▶ Task
Every entry must be echoed exactly.

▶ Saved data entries
--

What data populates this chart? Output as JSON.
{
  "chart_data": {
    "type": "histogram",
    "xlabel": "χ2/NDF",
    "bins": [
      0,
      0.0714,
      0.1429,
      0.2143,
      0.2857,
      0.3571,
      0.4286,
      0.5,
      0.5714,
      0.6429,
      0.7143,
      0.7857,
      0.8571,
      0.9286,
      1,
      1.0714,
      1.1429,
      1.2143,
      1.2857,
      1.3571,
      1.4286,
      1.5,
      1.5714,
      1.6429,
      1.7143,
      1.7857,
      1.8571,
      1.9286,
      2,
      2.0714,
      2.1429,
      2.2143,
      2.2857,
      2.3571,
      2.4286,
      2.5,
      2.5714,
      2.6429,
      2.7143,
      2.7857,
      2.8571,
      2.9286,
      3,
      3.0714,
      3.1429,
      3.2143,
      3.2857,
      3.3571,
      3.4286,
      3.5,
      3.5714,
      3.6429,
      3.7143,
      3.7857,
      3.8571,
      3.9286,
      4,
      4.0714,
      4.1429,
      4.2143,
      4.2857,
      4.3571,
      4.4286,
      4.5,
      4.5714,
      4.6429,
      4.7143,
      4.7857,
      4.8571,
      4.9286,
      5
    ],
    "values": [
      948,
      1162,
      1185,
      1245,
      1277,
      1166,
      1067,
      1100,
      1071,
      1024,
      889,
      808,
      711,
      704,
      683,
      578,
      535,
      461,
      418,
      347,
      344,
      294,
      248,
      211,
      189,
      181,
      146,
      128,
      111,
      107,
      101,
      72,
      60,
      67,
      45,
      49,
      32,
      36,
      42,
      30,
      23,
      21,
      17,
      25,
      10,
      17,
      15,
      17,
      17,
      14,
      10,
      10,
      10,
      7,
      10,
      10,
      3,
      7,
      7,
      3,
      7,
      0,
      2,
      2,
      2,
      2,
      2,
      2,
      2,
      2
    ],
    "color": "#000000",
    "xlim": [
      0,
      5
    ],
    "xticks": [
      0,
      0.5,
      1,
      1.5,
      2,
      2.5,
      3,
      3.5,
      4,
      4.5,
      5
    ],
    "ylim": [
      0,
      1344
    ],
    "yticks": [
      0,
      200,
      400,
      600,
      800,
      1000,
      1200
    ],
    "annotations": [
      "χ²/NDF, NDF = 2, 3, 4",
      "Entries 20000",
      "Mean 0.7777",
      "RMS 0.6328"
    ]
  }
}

--

▶ Solution for this problem
What data populates this chart? Output as JSON.
{
  "chart_data": {
    "type": "histogram",
    "xlabel": "χ2/NDF",
    "bins": [
      0,
      0.0714,
      0.1429,
      0.2143,
      0.2857,
      0.3571,
      0.4286,
      0.5,
      0.5714,
      0.6429,
      0.7143,
      0.7857,
      0.8571,
      0.9286,
      1,
      1.0714,
      1.1429,
      1.2143,
      1.2857,
      1.3571,
      1.4286,
      1.5,
      1.5714,
      1.6429,
      1.7143,
      1.7857,
      1.8571,
      1.9286,
      2,
      2.0714,
      2.1429,
      2.2143,
      2.2857,
      2.3571,
      2.4286,
      2.5,
      2.5714,
      2.6429,
      2.7143,
      2.7857,
      2.8571,
      2.9286,
      3,
      3.0714,
      3.1429,
      3.2143,
      3.2857,
      3.3571,
      3.4286,
      3.5,
      3.5714,
      3.6429,
      3.7143,
      3.7857,
      3.8571,
      3.9286,
      4,
      4.0714,
      4.1429,
      4.2143,
      4.2857,
      4.3571,
      4.4286,
      4.5,
      4.5714,
      4.6429,
      4.7143,
      4.7857,
      4.8571,
      4.9286,
      5
    ],
    "values": [
      948,
      1162,
      1185,
      1245,
      1277,
      1166,
      1067,
      1100,
      1071,
      1024,
      889,
      808,
      711,
      704,
      683,
      578,
      535,
      461,
      418,
      347,
      344,
      294,
      248,
      211,
      189,
      181,
      146,
      128,
      111,
      107,
      101,
      72,
      60,
      67,
      45,
      49,
      32,
      36,
      42,
      30,
      23,
      21,
      17,
      25,
      10,
      17,
      15,
      17,
      17,
      14,
      10,
      10,
      10,
      7,
      10,
      10,
      3,
      7,
      7,
      3,
      7,
      0,
      2,
      2,
      2,
      2,
      2,
      2,
      2,
      2
    ],
    "color": "#000000",
    "xlim": [
      0,
      5
    ],
    "xticks": [
      0,
      0.5,
      1,
      1.5,
      2,
      2.5,
      3,
      3.5,
      4,
      4.5,
      5
    ],
    "ylim": [
      0,
      1344
    ],
    "yticks": [
      0,
      200,
      400,
      600,
      800,
      1000,
      1200
    ],
    "annotations": [
      "χ²/NDF, NDF = 2, 3, 4",
      "Entries 20000",
      "Mean 0.7777",
      "RMS 0.6328"
    ]
  }
}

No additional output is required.